SET TASK |
From the listing below, select every line where the word "CORRELATIONS" appears.

───── GIVEN DATA

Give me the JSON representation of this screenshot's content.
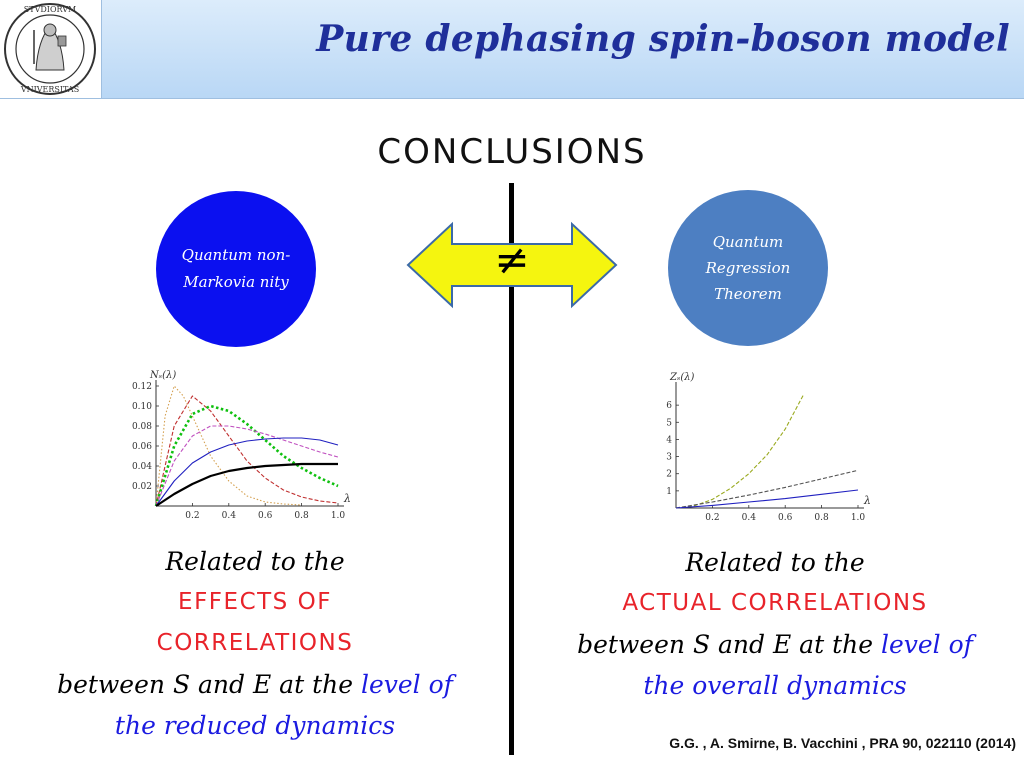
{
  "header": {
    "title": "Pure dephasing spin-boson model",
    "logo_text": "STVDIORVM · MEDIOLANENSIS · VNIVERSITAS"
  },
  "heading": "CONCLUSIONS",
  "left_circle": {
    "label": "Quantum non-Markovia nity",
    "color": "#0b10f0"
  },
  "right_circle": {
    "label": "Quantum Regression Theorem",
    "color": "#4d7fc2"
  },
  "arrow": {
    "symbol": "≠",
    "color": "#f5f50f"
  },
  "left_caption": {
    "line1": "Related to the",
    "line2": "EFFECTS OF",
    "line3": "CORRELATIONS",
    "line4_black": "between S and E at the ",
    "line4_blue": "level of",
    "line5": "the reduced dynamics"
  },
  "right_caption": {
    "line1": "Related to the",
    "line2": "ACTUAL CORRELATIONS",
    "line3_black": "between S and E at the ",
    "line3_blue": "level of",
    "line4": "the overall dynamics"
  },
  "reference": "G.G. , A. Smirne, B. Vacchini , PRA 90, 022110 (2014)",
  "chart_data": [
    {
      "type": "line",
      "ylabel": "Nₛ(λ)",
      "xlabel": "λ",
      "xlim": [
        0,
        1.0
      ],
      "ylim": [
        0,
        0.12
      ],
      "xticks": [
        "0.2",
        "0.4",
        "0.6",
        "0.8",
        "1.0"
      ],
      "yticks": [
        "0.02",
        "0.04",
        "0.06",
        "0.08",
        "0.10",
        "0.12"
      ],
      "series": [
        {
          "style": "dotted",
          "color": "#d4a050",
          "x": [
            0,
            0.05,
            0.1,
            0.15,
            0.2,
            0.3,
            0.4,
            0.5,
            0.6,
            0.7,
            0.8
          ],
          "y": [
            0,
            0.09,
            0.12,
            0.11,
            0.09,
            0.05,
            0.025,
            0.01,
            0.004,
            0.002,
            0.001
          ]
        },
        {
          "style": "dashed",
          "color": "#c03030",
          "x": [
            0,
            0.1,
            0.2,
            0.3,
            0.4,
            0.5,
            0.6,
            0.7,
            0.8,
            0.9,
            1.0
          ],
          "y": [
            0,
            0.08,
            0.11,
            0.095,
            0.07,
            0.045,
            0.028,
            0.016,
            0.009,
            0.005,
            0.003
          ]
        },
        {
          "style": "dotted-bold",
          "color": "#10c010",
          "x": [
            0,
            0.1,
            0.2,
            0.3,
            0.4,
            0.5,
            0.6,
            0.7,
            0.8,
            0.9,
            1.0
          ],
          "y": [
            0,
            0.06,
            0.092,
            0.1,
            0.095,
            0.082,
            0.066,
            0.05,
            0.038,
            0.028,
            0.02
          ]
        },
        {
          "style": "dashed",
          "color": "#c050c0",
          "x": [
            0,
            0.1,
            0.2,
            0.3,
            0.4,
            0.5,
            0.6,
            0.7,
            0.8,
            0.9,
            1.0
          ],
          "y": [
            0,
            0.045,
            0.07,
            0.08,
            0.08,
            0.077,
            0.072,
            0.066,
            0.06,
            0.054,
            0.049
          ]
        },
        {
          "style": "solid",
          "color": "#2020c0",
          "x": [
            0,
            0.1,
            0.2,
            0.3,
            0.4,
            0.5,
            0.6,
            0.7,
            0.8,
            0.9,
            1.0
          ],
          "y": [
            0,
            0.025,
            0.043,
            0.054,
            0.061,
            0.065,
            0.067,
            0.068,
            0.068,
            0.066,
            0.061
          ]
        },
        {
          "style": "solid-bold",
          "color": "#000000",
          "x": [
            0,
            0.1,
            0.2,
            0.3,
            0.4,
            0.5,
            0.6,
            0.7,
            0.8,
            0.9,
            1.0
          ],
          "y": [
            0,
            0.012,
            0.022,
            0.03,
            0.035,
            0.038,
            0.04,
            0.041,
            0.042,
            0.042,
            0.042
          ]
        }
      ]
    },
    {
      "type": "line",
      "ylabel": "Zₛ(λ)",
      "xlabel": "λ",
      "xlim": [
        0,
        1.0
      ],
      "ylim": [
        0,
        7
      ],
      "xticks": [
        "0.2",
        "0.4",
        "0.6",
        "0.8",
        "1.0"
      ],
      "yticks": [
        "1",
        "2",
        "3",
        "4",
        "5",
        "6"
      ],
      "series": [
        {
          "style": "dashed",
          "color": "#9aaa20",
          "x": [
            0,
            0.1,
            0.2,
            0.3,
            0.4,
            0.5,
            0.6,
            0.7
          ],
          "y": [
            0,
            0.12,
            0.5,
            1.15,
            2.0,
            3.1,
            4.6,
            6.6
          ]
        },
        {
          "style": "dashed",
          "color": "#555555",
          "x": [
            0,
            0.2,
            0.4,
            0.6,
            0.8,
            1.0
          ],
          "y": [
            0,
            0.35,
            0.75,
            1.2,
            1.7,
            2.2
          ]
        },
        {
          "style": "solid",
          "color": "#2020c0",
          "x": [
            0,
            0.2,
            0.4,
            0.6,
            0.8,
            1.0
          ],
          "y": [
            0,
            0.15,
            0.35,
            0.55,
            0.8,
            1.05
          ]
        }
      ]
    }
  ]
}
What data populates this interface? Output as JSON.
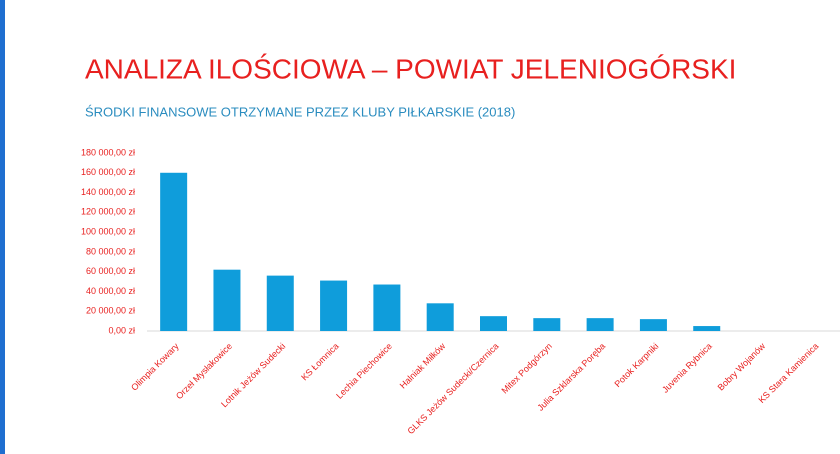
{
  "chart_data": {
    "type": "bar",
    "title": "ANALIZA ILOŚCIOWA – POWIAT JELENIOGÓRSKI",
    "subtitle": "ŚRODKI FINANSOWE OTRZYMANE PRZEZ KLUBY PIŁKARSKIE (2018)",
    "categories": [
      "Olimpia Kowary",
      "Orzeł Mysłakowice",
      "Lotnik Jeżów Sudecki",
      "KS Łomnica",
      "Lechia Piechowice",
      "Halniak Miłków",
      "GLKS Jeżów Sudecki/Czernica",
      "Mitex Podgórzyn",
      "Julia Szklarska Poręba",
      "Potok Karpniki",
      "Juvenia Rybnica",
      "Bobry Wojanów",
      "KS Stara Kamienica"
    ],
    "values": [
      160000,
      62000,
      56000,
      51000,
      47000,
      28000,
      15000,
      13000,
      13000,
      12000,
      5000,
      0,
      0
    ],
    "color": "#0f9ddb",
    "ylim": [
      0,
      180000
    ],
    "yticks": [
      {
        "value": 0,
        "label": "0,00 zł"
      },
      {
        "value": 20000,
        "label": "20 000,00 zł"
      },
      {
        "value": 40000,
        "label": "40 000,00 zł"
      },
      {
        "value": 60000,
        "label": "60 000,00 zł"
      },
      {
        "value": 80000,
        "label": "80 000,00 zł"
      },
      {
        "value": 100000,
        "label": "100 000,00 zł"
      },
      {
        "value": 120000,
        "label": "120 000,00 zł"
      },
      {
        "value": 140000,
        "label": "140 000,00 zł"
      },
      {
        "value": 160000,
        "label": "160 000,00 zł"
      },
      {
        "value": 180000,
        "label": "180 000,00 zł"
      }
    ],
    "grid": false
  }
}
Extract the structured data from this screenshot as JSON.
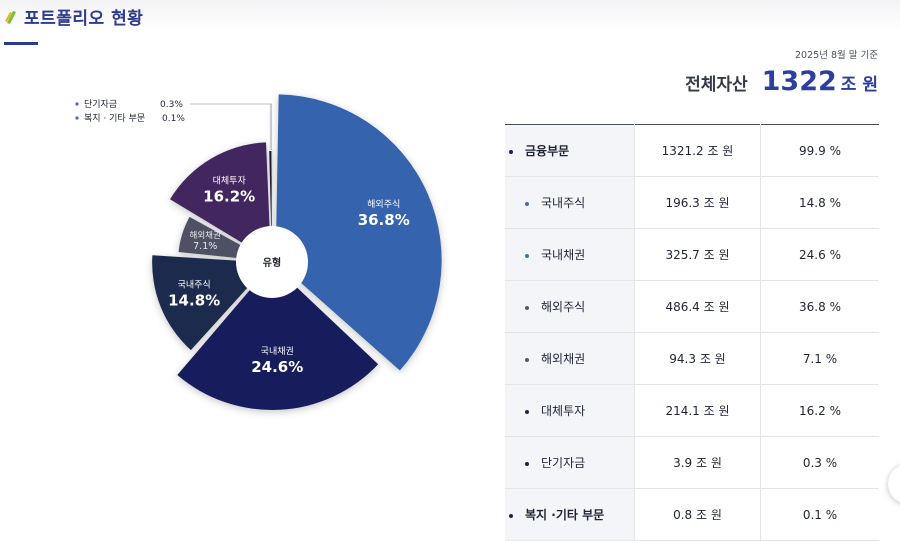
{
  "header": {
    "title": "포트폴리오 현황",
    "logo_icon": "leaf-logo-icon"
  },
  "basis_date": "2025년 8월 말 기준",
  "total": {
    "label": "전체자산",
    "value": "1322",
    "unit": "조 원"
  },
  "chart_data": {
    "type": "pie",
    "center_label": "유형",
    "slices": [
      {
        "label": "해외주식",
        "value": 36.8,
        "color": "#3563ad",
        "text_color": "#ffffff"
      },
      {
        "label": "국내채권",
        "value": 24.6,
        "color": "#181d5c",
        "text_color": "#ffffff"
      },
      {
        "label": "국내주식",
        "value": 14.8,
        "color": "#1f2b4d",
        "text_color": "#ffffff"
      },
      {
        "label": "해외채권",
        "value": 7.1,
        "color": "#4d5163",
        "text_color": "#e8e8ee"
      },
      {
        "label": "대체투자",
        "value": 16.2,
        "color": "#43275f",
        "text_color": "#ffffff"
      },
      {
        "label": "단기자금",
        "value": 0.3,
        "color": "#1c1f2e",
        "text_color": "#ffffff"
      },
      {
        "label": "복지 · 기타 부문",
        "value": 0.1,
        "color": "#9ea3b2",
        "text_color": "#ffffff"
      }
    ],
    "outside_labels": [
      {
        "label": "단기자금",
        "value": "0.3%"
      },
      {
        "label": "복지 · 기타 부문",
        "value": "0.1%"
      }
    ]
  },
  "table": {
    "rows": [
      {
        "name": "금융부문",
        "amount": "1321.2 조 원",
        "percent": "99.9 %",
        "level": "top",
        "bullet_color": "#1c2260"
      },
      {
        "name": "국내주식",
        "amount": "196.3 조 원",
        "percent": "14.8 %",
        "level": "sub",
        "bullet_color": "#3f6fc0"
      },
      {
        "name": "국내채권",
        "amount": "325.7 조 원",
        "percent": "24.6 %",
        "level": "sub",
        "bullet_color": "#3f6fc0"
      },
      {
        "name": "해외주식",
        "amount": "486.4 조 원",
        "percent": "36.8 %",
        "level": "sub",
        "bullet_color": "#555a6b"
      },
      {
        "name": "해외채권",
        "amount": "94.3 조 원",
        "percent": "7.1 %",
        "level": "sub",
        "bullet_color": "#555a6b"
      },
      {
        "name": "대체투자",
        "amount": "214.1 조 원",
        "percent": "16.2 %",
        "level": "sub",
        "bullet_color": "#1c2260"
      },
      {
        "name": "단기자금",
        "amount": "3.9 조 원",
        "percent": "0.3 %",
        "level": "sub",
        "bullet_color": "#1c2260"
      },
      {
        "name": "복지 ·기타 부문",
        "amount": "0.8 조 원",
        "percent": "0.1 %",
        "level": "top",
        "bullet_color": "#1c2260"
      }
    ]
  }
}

──────────

ANSWER BELOW |
    "line3": "CORRELATIONS",
    "line2": "ACTUAL CORRELATIONS",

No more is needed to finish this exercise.